Directions for this task
Without the pictures, reproduce the records that follow exactly.

Task input
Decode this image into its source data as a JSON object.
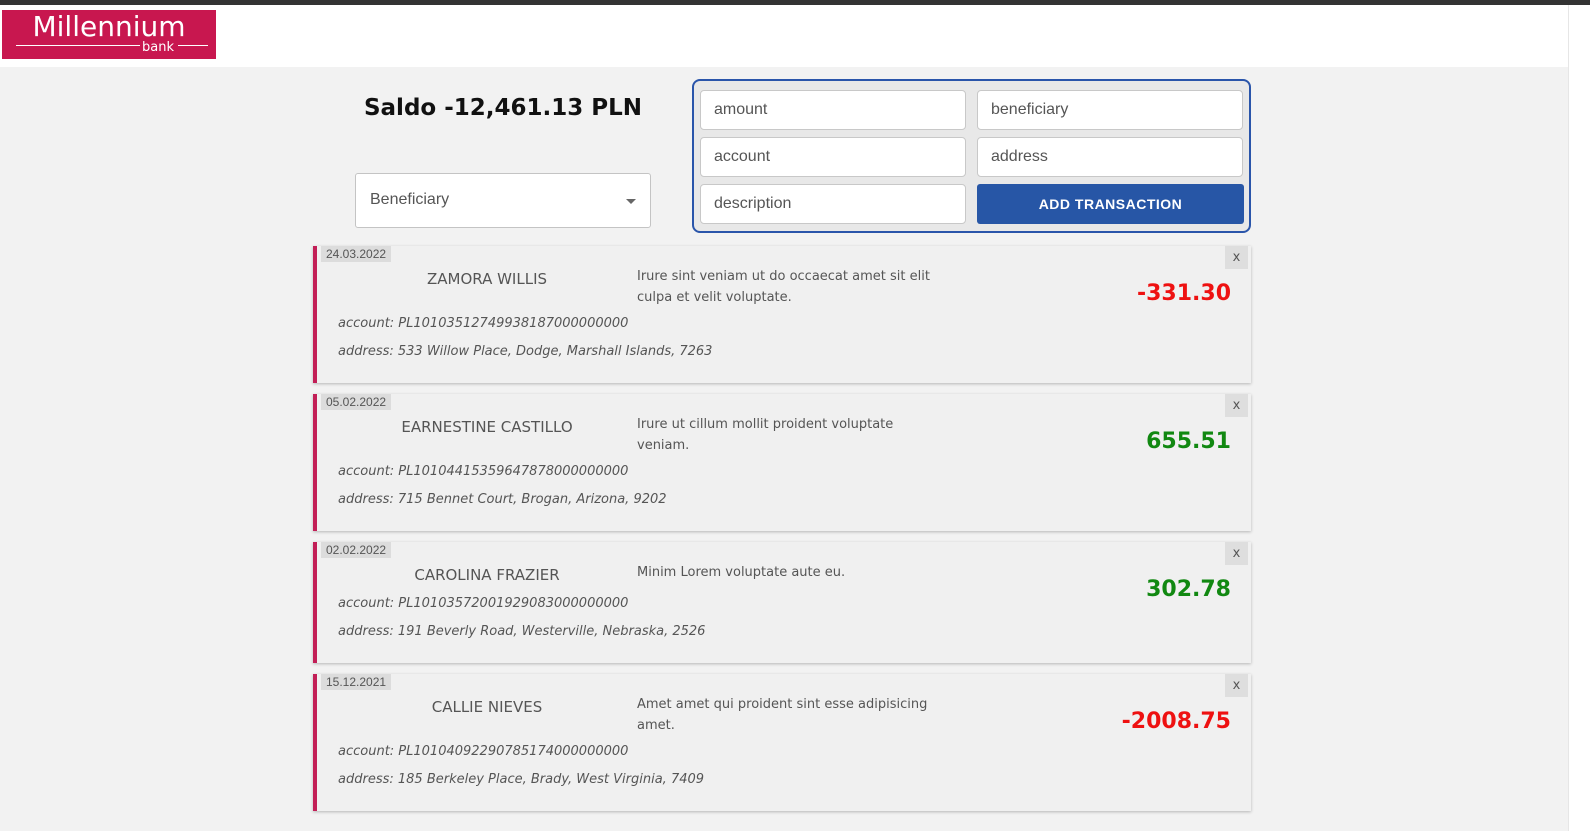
{
  "header": {
    "logo_main": "Millennium",
    "logo_sub": "bank"
  },
  "saldo": "Saldo -12,461.13 PLN",
  "filter": {
    "selected": "Beneficiary"
  },
  "form": {
    "amount_placeholder": "amount",
    "beneficiary_placeholder": "beneficiary",
    "account_placeholder": "account",
    "address_placeholder": "address",
    "description_placeholder": "description",
    "submit_label": "ADD TRANSACTION"
  },
  "transactions": [
    {
      "date": "24.03.2022",
      "name": "ZAMORA WILLIS",
      "description": "Irure sint veniam ut do occaecat amet sit elit culpa et velit voluptate.",
      "account": "account: PL10103512749938187000000000",
      "address": "address: 533 Willow Place, Dodge, Marshall Islands, 7263",
      "amount": "-331.30",
      "close": "x"
    },
    {
      "date": "05.02.2022",
      "name": "EARNESTINE CASTILLO",
      "description": "Irure ut cillum mollit proident voluptate veniam.",
      "account": "account: PL10104415359647878000000000",
      "address": "address: 715 Bennet Court, Brogan, Arizona, 9202",
      "amount": "655.51",
      "close": "x"
    },
    {
      "date": "02.02.2022",
      "name": "CAROLINA FRAZIER",
      "description": "Minim Lorem voluptate aute eu.",
      "account": "account: PL10103572001929083000000000",
      "address": "address: 191 Beverly Road, Westerville, Nebraska, 2526",
      "amount": "302.78",
      "close": "x"
    },
    {
      "date": "15.12.2021",
      "name": "CALLIE NIEVES",
      "description": "Amet amet qui proident sint esse adipisicing amet.",
      "account": "account: PL10104092290785174000000000",
      "address": "address: 185 Berkeley Place, Brady, West Virginia, 7409",
      "amount": "-2008.75",
      "close": "x"
    }
  ]
}
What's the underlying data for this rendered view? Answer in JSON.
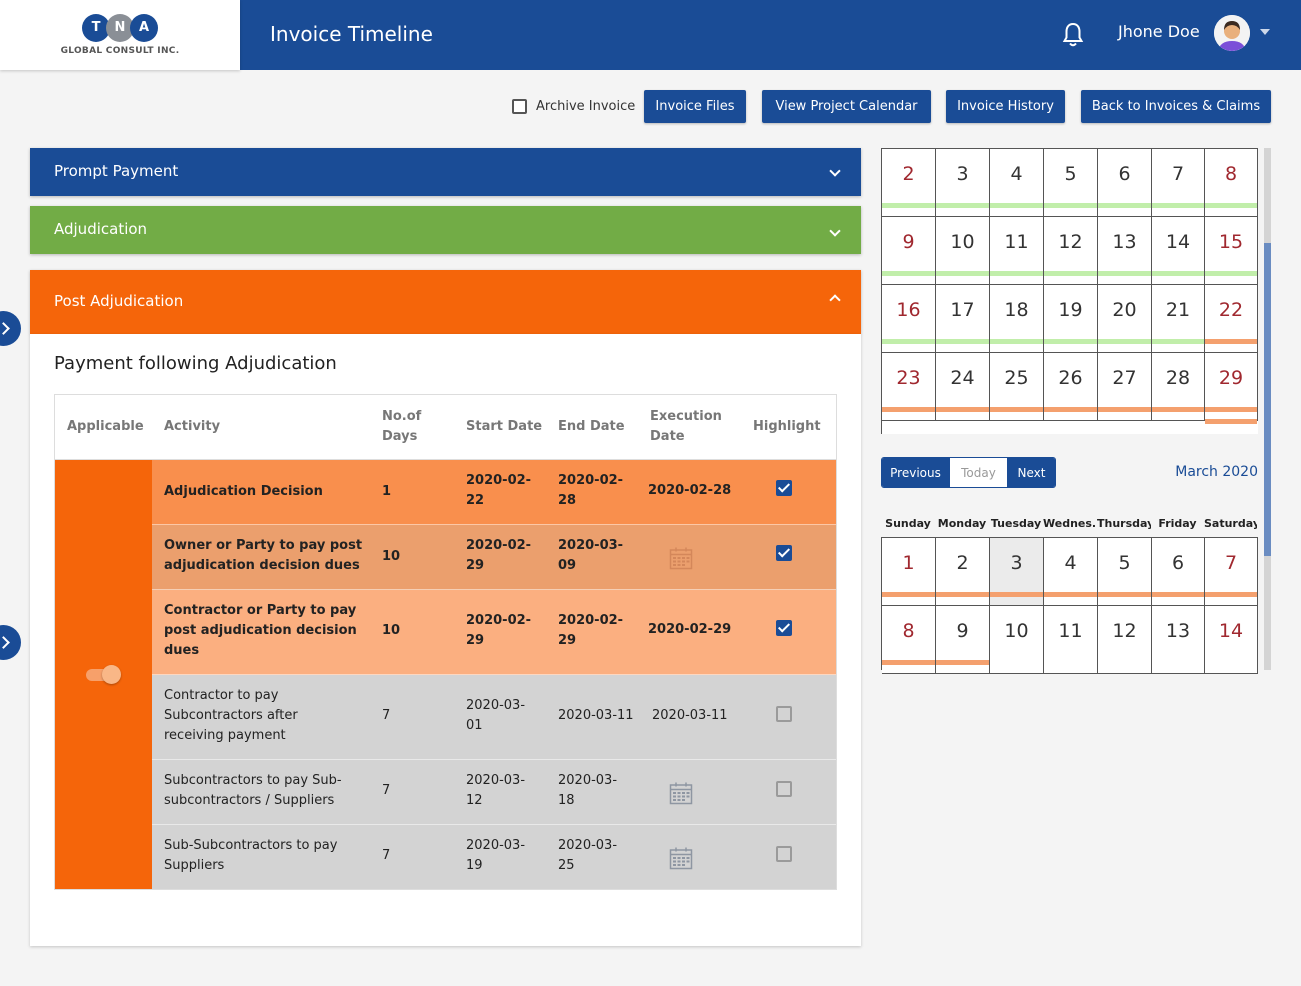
{
  "logo": {
    "letters": [
      "T",
      "N",
      "A"
    ],
    "text": "GLOBAL CONSULT INC."
  },
  "header": {
    "title": "Invoice Timeline",
    "user_name": "Jhone Doe"
  },
  "actions": {
    "archive_label": "Archive Invoice",
    "buttons": [
      "Invoice Files",
      "View Project Calendar",
      "Invoice History",
      "Back to Invoices & Claims"
    ]
  },
  "accordions": {
    "prompt_payment": "Prompt Payment",
    "adjudication": "Adjudication",
    "post_adjudication": "Post Adjudication"
  },
  "section_title": "Payment following Adjudication",
  "table": {
    "headers": {
      "applicable": "Applicable",
      "activity": "Activity",
      "days": [
        "No.of",
        "Days"
      ],
      "start": "Start Date",
      "end": "End Date",
      "execution": [
        "Execution",
        "Date"
      ],
      "highlight": "Highlight"
    },
    "rows": [
      {
        "activity": [
          "Adjudication Decision"
        ],
        "days": "1",
        "start": [
          "2020-02-",
          "22"
        ],
        "end": [
          "2020-02-",
          "28"
        ],
        "execution": "2020-02-28",
        "highlight": true
      },
      {
        "activity": [
          "Owner or Party to pay post",
          "adjudication decision dues"
        ],
        "days": "10",
        "start": [
          "2020-02-",
          "29"
        ],
        "end": [
          "2020-03-",
          "09"
        ],
        "execution": "",
        "highlight": true
      },
      {
        "activity": [
          "Contractor or Party to pay",
          "post adjudication decision",
          "dues"
        ],
        "days": "10",
        "start": [
          "2020-02-",
          "29"
        ],
        "end": [
          "2020-02-",
          "29"
        ],
        "execution": "2020-02-29",
        "highlight": true
      },
      {
        "activity": [
          "Contractor to pay",
          "Subcontractors after",
          "receiving payment"
        ],
        "days": "7",
        "start": [
          "2020-03-",
          "01"
        ],
        "end": [
          "2020-03-11"
        ],
        "execution": "2020-03-11",
        "highlight": false
      },
      {
        "activity": [
          "Subcontractors to pay Sub-",
          "subcontractors / Suppliers"
        ],
        "days": "7",
        "start": [
          "2020-03-",
          "12"
        ],
        "end": [
          "2020-03-",
          "18"
        ],
        "execution": "",
        "highlight": false
      },
      {
        "activity": [
          "Sub-Subcontractors to pay",
          "Suppliers"
        ],
        "days": "7",
        "start": [
          "2020-03-",
          "19"
        ],
        "end": [
          "2020-03-",
          "25"
        ],
        "execution": "",
        "highlight": false
      }
    ]
  },
  "february_calendar": {
    "weeks": [
      [
        2,
        3,
        4,
        5,
        6,
        7,
        8
      ],
      [
        9,
        10,
        11,
        12,
        13,
        14,
        15
      ],
      [
        16,
        17,
        18,
        19,
        20,
        21,
        22
      ],
      [
        23,
        24,
        25,
        26,
        27,
        28,
        29
      ]
    ]
  },
  "calendar_nav": {
    "previous": "Previous",
    "today": "Today",
    "next": "Next",
    "month": "March 2020"
  },
  "weekdays": [
    "Sunday",
    "Monday",
    "Tuesday",
    "Wednes...",
    "Thursday",
    "Friday",
    "Saturday"
  ],
  "march_calendar": {
    "weeks": [
      [
        1,
        2,
        3,
        4,
        5,
        6,
        7
      ],
      [
        8,
        9,
        10,
        11,
        12,
        13,
        14
      ]
    ],
    "today": 3
  },
  "colors": {
    "primary": "#1a4c96",
    "green": "#72ac46",
    "orange": "#f5650a",
    "weekend_text": "#a0282f",
    "event_green": "#c1eeaa",
    "event_orange": "#f4a06e"
  }
}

Exercise output
Decode this image into its source data as a JSON object.
{
  "header": {
    "logo_main": "Millennium",
    "logo_sub": "bank"
  },
  "saldo": "Saldo -12,461.13 PLN",
  "filter": {
    "selected": "Beneficiary"
  },
  "form": {
    "amount_placeholder": "amount",
    "beneficiary_placeholder": "beneficiary",
    "account_placeholder": "account",
    "address_placeholder": "address",
    "description_placeholder": "description",
    "submit_label": "ADD TRANSACTION"
  },
  "transactions": [
    {
      "date": "24.03.2022",
      "name": "ZAMORA WILLIS",
      "description": "Irure sint veniam ut do occaecat amet sit elit culpa et velit voluptate.",
      "account": "account: PL10103512749938187000000000",
      "address": "address: 533 Willow Place, Dodge, Marshall Islands, 7263",
      "amount": "-331.30",
      "close": "x"
    },
    {
      "date": "05.02.2022",
      "name": "EARNESTINE CASTILLO",
      "description": "Irure ut cillum mollit proident voluptate veniam.",
      "account": "account: PL10104415359647878000000000",
      "address": "address: 715 Bennet Court, Brogan, Arizona, 9202",
      "amount": "655.51",
      "close": "x"
    },
    {
      "date": "02.02.2022",
      "name": "CAROLINA FRAZIER",
      "description": "Minim Lorem voluptate aute eu.",
      "account": "account: PL10103572001929083000000000",
      "address": "address: 191 Beverly Road, Westerville, Nebraska, 2526",
      "amount": "302.78",
      "close": "x"
    },
    {
      "date": "15.12.2021",
      "name": "CALLIE NIEVES",
      "description": "Amet amet qui proident sint esse adipisicing amet.",
      "account": "account: PL10104092290785174000000000",
      "address": "address: 185 Berkeley Place, Brady, West Virginia, 7409",
      "amount": "-2008.75",
      "close": "x"
    }
  ]
}
What's the underlying data for this rendered view? Answer in JSON.
{
  "logo": {
    "letters": [
      "T",
      "N",
      "A"
    ],
    "text": "GLOBAL CONSULT INC."
  },
  "header": {
    "title": "Invoice Timeline",
    "user_name": "Jhone Doe"
  },
  "actions": {
    "archive_label": "Archive Invoice",
    "buttons": [
      "Invoice Files",
      "View Project Calendar",
      "Invoice History",
      "Back to Invoices & Claims"
    ]
  },
  "accordions": {
    "prompt_payment": "Prompt Payment",
    "adjudication": "Adjudication",
    "post_adjudication": "Post Adjudication"
  },
  "section_title": "Payment following Adjudication",
  "table": {
    "headers": {
      "applicable": "Applicable",
      "activity": "Activity",
      "days": [
        "No.of",
        "Days"
      ],
      "start": "Start Date",
      "end": "End Date",
      "execution": [
        "Execution",
        "Date"
      ],
      "highlight": "Highlight"
    },
    "rows": [
      {
        "activity": [
          "Adjudication Decision"
        ],
        "days": "1",
        "start": [
          "2020-02-",
          "22"
        ],
        "end": [
          "2020-02-",
          "28"
        ],
        "execution": "2020-02-28",
        "highlight": true
      },
      {
        "activity": [
          "Owner or Party to pay post",
          "adjudication decision dues"
        ],
        "days": "10",
        "start": [
          "2020-02-",
          "29"
        ],
        "end": [
          "2020-03-",
          "09"
        ],
        "execution": "",
        "highlight": true
      },
      {
        "activity": [
          "Contractor or Party to pay",
          "post adjudication decision",
          "dues"
        ],
        "days": "10",
        "start": [
          "2020-02-",
          "29"
        ],
        "end": [
          "2020-02-",
          "29"
        ],
        "execution": "2020-02-29",
        "highlight": true
      },
      {
        "activity": [
          "Contractor to pay",
          "Subcontractors after",
          "receiving payment"
        ],
        "days": "7",
        "start": [
          "2020-03-",
          "01"
        ],
        "end": [
          "2020-03-11"
        ],
        "execution": "2020-03-11",
        "highlight": false
      },
      {
        "activity": [
          "Subcontractors to pay Sub-",
          "subcontractors / Suppliers"
        ],
        "days": "7",
        "start": [
          "2020-03-",
          "12"
        ],
        "end": [
          "2020-03-",
          "18"
        ],
        "execution": "",
        "highlight": false
      },
      {
        "activity": [
          "Sub-Subcontractors to pay",
          "Suppliers"
        ],
        "days": "7",
        "start": [
          "2020-03-",
          "19"
        ],
        "end": [
          "2020-03-",
          "25"
        ],
        "execution": "",
        "highlight": false
      }
    ]
  },
  "february_calendar": {
    "weeks": [
      [
        2,
        3,
        4,
        5,
        6,
        7,
        8
      ],
      [
        9,
        10,
        11,
        12,
        13,
        14,
        15
      ],
      [
        16,
        17,
        18,
        19,
        20,
        21,
        22
      ],
      [
        23,
        24,
        25,
        26,
        27,
        28,
        29
      ]
    ]
  },
  "calendar_nav": {
    "previous": "Previous",
    "today": "Today",
    "next": "Next",
    "month": "March 2020"
  },
  "weekdays": [
    "Sunday",
    "Monday",
    "Tuesday",
    "Wednes...",
    "Thursday",
    "Friday",
    "Saturday"
  ],
  "march_calendar": {
    "weeks": [
      [
        1,
        2,
        3,
        4,
        5,
        6,
        7
      ],
      [
        8,
        9,
        10,
        11,
        12,
        13,
        14
      ]
    ],
    "today": 3
  },
  "colors": {
    "primary": "#1a4c96",
    "green": "#72ac46",
    "orange": "#f5650a",
    "weekend_text": "#a0282f",
    "event_green": "#c1eeaa",
    "event_orange": "#f4a06e"
  }
}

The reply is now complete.